REQUIREMENT
Using the records below, locate all lines containing "личных" and return them.

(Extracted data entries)
----

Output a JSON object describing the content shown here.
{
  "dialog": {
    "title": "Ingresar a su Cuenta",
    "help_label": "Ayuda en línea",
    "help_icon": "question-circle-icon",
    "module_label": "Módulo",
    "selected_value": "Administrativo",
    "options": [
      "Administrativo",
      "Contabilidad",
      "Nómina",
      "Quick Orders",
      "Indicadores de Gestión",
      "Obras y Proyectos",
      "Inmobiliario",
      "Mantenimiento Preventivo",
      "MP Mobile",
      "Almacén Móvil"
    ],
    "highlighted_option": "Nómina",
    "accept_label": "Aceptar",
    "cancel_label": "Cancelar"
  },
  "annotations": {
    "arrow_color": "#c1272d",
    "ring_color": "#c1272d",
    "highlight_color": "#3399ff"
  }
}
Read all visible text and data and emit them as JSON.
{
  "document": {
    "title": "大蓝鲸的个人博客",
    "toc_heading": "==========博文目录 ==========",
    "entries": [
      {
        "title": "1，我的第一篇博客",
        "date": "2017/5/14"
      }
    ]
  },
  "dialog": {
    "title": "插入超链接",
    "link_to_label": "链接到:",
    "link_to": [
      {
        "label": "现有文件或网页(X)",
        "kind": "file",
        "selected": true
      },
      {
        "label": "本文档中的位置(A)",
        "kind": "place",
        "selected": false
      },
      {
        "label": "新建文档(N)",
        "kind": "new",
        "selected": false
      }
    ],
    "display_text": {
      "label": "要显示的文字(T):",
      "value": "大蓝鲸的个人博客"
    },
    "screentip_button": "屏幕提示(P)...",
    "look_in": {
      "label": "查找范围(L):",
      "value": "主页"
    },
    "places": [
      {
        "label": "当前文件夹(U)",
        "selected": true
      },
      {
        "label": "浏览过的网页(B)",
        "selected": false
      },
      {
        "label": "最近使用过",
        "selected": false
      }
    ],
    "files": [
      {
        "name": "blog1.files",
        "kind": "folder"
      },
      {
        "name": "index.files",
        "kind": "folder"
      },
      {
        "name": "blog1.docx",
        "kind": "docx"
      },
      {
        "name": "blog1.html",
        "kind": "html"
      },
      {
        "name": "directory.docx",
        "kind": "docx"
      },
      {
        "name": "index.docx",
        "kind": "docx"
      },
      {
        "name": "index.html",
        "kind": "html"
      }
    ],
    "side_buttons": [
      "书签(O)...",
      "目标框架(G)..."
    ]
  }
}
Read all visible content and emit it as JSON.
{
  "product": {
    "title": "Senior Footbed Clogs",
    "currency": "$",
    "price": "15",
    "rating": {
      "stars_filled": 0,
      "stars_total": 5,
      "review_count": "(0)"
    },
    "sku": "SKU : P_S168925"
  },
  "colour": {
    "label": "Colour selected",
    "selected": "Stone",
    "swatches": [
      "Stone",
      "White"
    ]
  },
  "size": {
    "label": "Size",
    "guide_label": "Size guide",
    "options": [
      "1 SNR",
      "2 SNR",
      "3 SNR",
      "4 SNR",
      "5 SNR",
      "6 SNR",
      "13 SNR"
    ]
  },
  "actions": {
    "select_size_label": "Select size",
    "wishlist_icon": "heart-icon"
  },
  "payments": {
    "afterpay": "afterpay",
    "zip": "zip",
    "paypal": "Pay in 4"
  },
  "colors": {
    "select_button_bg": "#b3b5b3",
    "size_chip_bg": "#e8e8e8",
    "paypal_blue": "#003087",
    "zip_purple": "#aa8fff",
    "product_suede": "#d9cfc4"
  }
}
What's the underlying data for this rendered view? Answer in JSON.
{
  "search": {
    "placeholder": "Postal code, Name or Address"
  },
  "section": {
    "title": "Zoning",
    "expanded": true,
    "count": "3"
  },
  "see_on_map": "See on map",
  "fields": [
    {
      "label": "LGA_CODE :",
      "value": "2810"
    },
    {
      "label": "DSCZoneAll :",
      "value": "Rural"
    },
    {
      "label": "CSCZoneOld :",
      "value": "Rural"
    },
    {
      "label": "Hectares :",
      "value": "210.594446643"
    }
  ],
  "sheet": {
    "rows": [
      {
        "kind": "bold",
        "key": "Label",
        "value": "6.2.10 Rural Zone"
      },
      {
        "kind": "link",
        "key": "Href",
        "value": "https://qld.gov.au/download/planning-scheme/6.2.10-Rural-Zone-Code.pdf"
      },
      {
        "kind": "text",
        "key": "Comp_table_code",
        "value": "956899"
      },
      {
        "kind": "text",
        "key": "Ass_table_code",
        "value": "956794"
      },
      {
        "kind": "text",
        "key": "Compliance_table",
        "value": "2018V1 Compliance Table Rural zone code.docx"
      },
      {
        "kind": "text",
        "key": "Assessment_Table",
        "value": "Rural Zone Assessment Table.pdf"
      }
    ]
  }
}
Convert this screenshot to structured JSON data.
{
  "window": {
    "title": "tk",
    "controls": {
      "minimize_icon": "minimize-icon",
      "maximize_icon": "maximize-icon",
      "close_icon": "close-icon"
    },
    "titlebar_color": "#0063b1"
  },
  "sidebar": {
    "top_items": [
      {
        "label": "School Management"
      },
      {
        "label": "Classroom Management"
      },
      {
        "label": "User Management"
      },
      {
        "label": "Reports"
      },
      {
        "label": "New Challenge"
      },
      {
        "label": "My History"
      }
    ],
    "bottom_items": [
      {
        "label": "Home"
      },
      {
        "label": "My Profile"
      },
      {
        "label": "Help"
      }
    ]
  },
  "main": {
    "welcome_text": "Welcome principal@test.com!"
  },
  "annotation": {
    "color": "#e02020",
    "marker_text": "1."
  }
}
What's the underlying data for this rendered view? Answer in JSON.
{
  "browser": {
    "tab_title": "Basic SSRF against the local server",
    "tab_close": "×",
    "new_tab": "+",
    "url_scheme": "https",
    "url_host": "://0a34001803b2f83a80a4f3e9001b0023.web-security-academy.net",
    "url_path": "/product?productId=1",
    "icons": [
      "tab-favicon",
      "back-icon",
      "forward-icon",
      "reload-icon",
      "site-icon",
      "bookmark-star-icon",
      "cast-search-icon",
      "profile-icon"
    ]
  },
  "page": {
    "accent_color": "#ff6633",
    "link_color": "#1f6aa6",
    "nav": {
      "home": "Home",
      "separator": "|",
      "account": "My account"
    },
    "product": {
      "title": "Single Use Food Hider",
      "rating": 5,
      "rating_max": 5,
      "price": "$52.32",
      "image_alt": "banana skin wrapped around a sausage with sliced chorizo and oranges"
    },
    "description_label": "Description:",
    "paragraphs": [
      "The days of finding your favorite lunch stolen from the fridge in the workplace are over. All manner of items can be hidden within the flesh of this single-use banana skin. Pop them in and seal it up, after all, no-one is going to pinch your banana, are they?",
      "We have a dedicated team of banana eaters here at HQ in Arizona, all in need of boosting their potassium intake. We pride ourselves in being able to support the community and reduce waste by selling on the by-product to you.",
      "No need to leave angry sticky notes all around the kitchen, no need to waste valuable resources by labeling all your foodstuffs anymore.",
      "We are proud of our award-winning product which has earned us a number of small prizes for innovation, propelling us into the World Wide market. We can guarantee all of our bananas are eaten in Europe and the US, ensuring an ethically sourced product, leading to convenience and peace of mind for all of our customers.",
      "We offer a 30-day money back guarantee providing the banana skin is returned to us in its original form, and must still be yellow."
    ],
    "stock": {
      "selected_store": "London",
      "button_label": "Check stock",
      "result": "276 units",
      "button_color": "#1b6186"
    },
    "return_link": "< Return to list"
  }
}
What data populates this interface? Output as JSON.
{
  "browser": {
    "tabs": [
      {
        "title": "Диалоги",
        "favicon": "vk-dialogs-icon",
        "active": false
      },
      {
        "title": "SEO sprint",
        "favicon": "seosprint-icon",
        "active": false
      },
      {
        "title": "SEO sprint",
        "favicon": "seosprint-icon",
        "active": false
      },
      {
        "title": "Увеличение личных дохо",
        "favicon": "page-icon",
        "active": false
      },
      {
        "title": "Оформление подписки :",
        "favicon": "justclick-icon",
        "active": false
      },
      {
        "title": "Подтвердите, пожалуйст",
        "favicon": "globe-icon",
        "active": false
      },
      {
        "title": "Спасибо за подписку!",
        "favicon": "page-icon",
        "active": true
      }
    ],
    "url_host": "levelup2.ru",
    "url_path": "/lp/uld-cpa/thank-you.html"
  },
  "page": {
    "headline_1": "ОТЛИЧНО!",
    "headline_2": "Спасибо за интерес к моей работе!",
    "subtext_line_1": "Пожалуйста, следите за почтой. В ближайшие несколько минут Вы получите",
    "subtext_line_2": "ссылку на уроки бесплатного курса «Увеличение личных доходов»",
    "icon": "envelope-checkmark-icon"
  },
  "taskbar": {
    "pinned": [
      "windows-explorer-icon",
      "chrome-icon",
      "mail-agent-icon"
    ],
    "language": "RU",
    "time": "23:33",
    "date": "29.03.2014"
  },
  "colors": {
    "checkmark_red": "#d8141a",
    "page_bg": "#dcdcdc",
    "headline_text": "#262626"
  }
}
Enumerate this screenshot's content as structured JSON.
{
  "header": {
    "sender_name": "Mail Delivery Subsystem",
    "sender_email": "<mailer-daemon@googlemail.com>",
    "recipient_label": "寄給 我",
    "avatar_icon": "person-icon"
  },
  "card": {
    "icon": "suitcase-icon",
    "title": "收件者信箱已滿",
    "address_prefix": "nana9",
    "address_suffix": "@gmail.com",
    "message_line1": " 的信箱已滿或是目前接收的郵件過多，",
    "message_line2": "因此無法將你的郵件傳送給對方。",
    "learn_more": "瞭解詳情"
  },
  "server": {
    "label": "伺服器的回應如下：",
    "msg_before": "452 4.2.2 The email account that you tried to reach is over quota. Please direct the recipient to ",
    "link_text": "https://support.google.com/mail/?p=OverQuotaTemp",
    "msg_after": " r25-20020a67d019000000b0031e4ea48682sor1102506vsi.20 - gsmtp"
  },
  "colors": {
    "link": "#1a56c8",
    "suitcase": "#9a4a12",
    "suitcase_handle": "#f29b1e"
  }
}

----

TASK RESPONSE
        "title": "Увеличение личных дохо",
    "subtext_line_2": "ссылку на уроки бесплатного курса «Увеличение личных доходов»",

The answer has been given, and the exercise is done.